Today we have benchmarks of Amazon EC2 cloud compute instances. Recently we did an Amazon EC2 and Rackspace cloud compute for under $0.25/ hour comparison. As part of the feedback we received there, we benchmarked all of the Rackspace cloud compute instance types. The Amazon AWS EC2 cloud computing node types have many different compute and memory configurations. Today we are sharing benchmarks on all types of Micro, Standard and Second Generation Standard instances from Amazon. In the future, we will have these results as a baseline when looking at dedicated hardware so folks can make an informed decision on which infrastructure to run. On to the benchmarks!
Test Configuration
Each Amazon AWS EC2 cloud instance was powered by a different architecture. We spun up several instances until we got five instances using the same architecture. We then ran each benchmark five times on each of the five instances and averaged the results. We are only interested in CPU benchmarks this round so we are not doing heavy disk I/O tasks. Here are the Amazon EC2 instance types we used.
- Amazon AWS EC2 t1.micro – Intel Xeon E5430
- Amazon AWS EC2 m1. small – Intel Xeon E5645
- Amazon AWS EC2 m1.medium – Intel Xeon E5645
- Amazon AWS EC2 m1.large – Intel Xeon E5507
- Amazon AWS EC2 m1.xlarge – Intel Xeon E5645
- Amazon AWS EC2 m3.xlarge – Intel Xeon E5-2670
- Amazon AWS EC2 m3.2xlarge – Intel Xeon E5-2670
It should be noted that the underlying architecture does vary performance a bit. For example, the Intel E5430 is not going to have AES-NI instructions which may be a big impact for some users. Let’s take a look at what that means in terms of performance.
Amazon Cloud Benchmarks
We are utilizing our new Linux benchmark suite and Ubuntu Server 12.04 LTS to take a look specifically at the compute performance of these instances. We now have a fairly broad range of Amazon and Rackspace cloud instances benchmarked.

[Labeled region entries]
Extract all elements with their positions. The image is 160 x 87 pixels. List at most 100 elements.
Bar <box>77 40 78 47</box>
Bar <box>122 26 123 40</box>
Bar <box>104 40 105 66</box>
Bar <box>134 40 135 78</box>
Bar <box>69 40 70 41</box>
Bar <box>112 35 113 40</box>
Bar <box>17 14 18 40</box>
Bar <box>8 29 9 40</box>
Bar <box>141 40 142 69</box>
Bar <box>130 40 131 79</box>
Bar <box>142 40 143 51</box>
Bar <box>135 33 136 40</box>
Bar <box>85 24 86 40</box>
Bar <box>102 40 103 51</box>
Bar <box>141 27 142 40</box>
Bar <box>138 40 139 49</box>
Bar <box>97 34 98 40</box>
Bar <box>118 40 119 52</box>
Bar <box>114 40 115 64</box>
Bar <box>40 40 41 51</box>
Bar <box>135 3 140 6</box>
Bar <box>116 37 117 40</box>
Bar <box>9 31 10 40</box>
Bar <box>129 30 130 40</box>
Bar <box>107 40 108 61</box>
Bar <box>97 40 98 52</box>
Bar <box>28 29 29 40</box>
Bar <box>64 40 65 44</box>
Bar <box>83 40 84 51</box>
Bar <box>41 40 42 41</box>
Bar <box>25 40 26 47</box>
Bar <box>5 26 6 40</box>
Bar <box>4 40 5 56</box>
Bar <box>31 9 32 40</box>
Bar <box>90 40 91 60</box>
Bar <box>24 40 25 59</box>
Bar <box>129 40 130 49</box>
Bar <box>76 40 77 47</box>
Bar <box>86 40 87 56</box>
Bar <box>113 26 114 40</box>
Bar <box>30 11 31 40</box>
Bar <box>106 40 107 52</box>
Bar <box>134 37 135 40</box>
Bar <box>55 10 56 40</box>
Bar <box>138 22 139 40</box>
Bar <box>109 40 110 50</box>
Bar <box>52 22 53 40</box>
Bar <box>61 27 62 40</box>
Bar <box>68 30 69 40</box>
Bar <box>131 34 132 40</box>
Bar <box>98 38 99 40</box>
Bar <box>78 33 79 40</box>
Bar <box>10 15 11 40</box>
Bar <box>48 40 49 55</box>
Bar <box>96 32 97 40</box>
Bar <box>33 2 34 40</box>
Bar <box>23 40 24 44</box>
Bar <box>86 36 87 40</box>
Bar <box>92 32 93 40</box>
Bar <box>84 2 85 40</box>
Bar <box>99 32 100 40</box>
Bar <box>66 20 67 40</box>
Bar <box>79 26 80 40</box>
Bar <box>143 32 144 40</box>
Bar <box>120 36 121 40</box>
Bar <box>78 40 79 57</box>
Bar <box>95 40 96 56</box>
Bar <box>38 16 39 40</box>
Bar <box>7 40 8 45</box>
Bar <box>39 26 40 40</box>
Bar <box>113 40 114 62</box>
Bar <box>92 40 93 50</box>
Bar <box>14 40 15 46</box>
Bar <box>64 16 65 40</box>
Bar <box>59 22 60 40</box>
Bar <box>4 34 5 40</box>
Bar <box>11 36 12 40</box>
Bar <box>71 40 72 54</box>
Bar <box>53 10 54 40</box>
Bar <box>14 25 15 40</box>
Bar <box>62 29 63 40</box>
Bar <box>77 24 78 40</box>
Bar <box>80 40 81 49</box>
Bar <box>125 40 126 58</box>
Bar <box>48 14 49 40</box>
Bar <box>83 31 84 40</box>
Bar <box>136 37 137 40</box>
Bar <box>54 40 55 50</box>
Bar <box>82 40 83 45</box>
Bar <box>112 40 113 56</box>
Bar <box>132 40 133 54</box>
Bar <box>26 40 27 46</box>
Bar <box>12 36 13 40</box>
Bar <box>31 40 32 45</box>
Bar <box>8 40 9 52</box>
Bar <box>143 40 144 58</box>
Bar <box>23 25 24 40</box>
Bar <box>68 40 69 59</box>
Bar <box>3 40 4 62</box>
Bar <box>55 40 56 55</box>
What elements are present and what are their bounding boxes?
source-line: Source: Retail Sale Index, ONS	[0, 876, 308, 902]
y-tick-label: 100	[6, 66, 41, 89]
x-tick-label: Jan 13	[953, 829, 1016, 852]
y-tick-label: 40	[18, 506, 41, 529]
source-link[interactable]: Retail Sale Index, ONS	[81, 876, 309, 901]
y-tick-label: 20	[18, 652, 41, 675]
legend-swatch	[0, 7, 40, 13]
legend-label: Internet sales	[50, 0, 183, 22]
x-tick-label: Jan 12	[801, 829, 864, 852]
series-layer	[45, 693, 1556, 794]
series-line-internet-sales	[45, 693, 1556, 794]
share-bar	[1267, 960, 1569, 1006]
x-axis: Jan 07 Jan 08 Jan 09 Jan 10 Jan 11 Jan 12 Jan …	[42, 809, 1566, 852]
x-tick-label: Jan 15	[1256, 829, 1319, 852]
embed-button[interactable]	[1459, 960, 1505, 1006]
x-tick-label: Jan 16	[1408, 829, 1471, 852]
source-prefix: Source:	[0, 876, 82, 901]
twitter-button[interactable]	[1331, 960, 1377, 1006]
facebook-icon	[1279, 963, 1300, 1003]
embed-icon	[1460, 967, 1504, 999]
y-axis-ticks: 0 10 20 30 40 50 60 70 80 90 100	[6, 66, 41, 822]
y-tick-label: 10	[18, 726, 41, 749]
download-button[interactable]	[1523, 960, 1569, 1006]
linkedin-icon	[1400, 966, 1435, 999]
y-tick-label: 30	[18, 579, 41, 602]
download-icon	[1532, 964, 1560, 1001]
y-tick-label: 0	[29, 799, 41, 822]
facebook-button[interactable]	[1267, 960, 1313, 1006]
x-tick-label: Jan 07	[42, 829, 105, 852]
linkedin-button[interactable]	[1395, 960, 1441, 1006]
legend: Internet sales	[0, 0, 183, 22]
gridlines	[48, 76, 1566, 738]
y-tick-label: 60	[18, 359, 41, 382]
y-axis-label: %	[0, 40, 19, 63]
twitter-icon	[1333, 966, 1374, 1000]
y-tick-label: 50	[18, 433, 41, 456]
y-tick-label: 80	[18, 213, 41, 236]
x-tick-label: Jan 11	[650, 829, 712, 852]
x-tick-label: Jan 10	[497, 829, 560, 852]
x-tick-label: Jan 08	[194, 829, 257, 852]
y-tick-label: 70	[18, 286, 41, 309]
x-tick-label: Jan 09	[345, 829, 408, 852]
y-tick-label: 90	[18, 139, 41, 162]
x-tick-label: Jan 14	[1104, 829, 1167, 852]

▶ _EXERCISE DESCRIPTION_
Transcribe the part of the Amazon EC2 benchmark text that begins with the words containing "- Amazon AWS EC2 t1.micro" and ends with "cloud instances benchmarked.".

▶ _REPLY TO THE EXERCISE_
- Amazon AWS EC2 t1.micro – Intel Xeon E5430
- Amazon AWS EC2 m1. small – Intel Xeon E5645
- Amazon AWS EC2 m1.medium – Intel Xeon E5645
- Amazon AWS EC2 m1.large – Intel Xeon E5507
- Amazon AWS EC2 m1.xlarge – Intel Xeon E5645
- Amazon AWS EC2 m3.xlarge – Intel Xeon E5-2670
- Amazon AWS EC2 m3.2xlarge – Intel Xeon E5-2670
It should be noted that the underlying architecture does vary performance a bit. For example, the Intel E5430 is not going to have AES-NI instructions which may be a big impact for some users. Let’s take a look at what that means in terms of performance.
Amazon Cloud Benchmarks
We are utilizing our new Linux benchmark suite and Ubuntu Server 12.04 LTS to take a look specifically at the compute performance of these instances. We now have a fairly broad range of Amazon and Rackspace cloud instances benchmarked.